* Exercise goal *
Show all lines holding "сенсорный".

* Input rows *

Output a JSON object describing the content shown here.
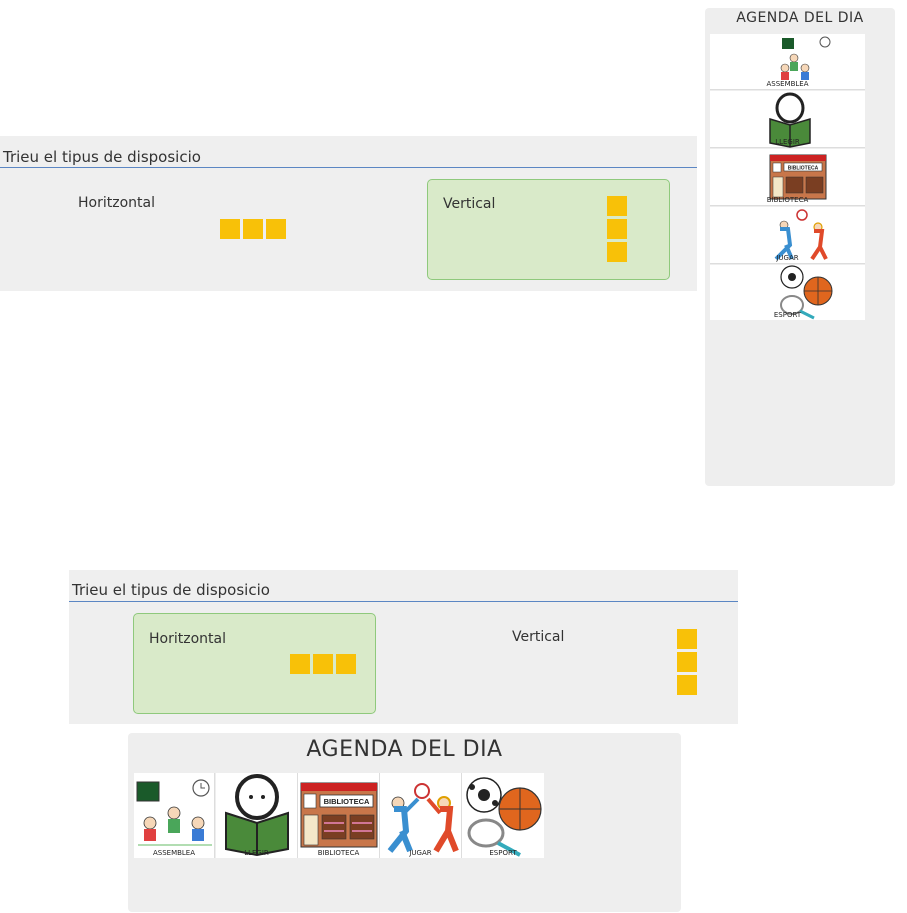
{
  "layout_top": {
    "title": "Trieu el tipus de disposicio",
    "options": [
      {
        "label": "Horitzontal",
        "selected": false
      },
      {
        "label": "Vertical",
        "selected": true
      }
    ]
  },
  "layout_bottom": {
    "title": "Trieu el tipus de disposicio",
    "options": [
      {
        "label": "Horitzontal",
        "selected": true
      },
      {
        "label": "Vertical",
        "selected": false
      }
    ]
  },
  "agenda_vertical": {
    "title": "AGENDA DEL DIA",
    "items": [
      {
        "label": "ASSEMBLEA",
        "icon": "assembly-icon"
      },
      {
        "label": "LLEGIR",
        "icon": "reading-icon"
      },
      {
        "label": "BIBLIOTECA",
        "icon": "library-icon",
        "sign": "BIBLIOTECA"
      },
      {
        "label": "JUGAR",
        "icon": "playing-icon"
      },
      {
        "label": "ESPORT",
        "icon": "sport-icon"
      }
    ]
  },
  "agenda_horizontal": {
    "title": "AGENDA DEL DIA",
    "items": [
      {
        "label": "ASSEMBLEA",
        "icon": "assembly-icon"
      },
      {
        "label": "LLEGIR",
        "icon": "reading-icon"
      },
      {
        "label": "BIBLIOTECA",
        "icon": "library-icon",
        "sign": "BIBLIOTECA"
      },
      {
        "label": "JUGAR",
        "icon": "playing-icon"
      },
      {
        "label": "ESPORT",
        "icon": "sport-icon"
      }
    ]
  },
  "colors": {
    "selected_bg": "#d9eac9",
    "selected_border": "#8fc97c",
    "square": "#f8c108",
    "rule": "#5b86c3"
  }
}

...

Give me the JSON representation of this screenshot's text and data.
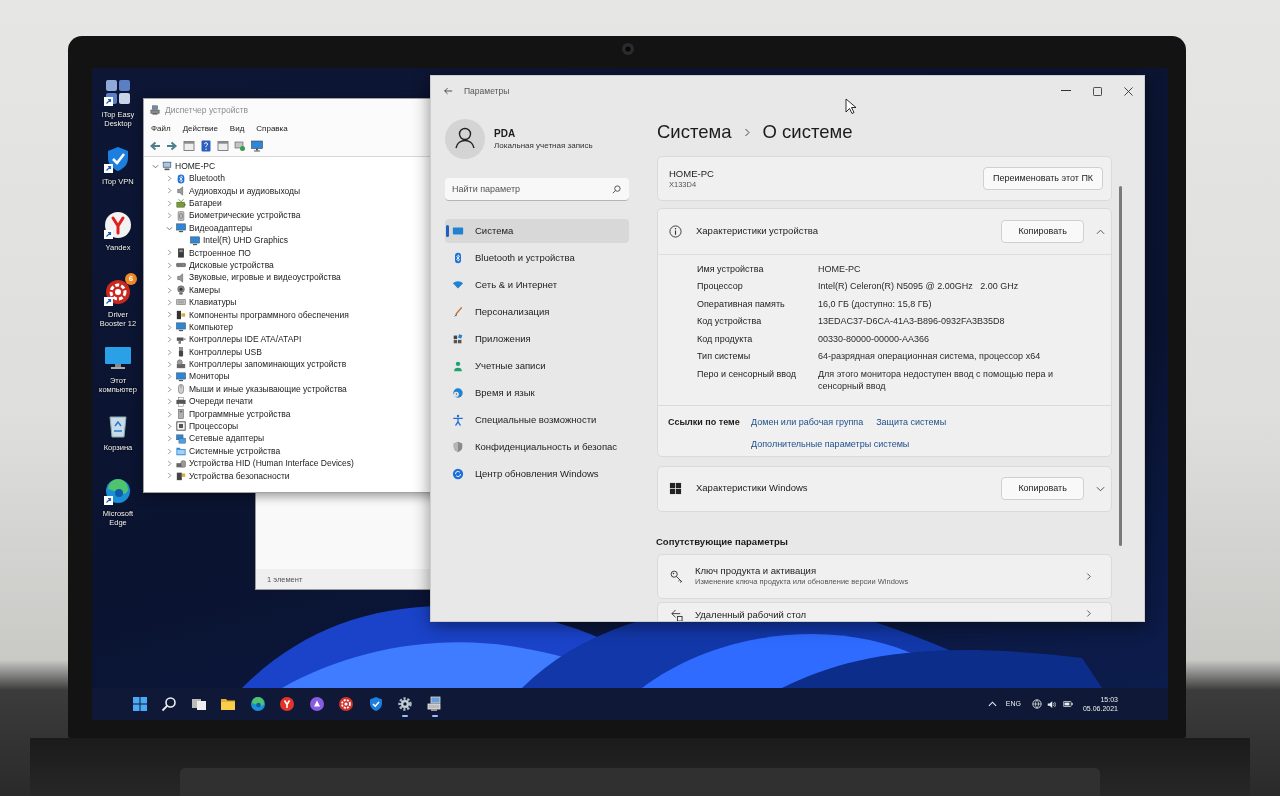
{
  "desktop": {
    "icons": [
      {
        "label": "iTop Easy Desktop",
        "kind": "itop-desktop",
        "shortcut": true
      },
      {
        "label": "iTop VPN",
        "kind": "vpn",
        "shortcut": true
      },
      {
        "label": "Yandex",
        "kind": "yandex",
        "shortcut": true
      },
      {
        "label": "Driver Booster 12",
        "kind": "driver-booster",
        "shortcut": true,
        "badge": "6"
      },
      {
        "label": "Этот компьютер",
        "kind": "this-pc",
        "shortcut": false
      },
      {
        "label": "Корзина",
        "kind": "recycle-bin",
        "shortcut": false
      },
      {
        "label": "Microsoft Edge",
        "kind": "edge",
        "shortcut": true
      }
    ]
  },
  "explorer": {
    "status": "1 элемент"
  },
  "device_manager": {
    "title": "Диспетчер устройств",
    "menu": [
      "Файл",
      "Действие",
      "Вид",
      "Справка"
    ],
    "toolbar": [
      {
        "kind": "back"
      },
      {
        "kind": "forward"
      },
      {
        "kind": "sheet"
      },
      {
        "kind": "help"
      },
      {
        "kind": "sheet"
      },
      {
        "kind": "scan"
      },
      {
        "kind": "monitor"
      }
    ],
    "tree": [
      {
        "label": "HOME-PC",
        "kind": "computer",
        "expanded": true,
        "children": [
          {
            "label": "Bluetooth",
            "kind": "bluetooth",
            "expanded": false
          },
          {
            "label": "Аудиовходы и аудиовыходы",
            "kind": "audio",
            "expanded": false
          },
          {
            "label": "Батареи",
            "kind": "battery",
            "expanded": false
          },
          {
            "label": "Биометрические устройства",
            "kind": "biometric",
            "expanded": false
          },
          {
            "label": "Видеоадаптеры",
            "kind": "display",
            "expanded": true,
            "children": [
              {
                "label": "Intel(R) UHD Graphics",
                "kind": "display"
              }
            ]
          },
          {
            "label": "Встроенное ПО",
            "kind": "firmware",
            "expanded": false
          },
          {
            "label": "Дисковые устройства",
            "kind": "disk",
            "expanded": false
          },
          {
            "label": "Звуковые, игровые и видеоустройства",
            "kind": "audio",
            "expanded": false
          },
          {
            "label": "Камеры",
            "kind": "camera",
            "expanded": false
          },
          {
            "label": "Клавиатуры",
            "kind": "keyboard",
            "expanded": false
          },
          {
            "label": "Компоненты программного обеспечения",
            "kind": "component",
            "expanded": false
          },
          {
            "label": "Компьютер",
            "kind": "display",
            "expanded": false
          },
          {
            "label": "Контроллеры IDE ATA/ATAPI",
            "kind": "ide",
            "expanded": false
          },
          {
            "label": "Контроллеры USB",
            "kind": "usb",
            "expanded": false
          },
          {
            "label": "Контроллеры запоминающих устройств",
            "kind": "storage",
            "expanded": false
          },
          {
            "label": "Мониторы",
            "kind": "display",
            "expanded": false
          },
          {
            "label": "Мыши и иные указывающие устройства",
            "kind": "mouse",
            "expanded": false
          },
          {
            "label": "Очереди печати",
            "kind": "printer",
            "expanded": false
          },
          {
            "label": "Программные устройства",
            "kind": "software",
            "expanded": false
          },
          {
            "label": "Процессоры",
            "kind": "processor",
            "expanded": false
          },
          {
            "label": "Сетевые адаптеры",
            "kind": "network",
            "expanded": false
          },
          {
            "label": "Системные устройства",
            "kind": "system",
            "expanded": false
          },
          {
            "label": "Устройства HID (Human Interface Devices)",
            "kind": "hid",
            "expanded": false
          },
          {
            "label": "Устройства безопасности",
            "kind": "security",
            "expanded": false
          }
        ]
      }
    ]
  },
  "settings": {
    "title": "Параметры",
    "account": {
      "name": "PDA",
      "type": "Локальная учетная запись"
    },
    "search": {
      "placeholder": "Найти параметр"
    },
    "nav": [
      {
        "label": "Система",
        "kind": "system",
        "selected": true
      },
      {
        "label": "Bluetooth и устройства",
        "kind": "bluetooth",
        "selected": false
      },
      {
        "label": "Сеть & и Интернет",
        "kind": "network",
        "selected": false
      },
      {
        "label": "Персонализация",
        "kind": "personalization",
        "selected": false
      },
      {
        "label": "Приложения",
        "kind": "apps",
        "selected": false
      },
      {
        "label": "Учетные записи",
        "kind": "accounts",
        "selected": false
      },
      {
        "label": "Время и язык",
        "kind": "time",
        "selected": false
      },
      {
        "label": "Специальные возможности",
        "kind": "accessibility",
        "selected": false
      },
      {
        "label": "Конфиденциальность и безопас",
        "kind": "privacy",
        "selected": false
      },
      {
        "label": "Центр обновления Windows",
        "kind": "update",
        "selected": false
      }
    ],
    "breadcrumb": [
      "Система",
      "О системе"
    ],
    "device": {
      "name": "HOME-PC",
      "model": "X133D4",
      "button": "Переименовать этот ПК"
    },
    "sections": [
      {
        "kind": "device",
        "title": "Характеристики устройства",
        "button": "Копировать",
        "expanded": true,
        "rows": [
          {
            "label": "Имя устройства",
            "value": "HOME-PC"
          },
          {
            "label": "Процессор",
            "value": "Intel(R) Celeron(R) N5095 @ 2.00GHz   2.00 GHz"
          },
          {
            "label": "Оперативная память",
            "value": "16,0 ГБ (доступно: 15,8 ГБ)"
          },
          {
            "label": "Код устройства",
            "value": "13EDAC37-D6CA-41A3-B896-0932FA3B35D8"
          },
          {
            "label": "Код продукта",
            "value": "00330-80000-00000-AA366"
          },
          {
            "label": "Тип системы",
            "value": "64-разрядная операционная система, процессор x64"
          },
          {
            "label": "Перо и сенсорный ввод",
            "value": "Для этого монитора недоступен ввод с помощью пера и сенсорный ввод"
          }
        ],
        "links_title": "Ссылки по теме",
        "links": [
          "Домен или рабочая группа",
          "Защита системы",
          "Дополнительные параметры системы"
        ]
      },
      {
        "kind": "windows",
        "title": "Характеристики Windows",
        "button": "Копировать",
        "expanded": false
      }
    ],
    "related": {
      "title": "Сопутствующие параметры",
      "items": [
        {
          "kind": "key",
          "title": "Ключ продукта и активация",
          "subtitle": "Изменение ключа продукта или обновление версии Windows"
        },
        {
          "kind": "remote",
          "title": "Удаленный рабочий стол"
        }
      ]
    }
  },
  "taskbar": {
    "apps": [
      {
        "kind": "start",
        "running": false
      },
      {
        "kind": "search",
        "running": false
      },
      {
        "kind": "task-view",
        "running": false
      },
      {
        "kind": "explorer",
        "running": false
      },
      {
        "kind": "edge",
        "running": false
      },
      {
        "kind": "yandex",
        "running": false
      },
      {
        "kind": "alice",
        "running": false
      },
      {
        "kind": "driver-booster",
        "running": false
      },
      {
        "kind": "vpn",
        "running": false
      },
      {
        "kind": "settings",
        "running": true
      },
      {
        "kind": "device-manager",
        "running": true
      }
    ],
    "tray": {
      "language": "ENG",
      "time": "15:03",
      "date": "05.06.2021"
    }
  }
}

* Completed exercise *
            "label": "Перо и сенсорный ввод",
            "value": "Для этого монитора недоступен ввод с помощью пера и сенсорный ввод"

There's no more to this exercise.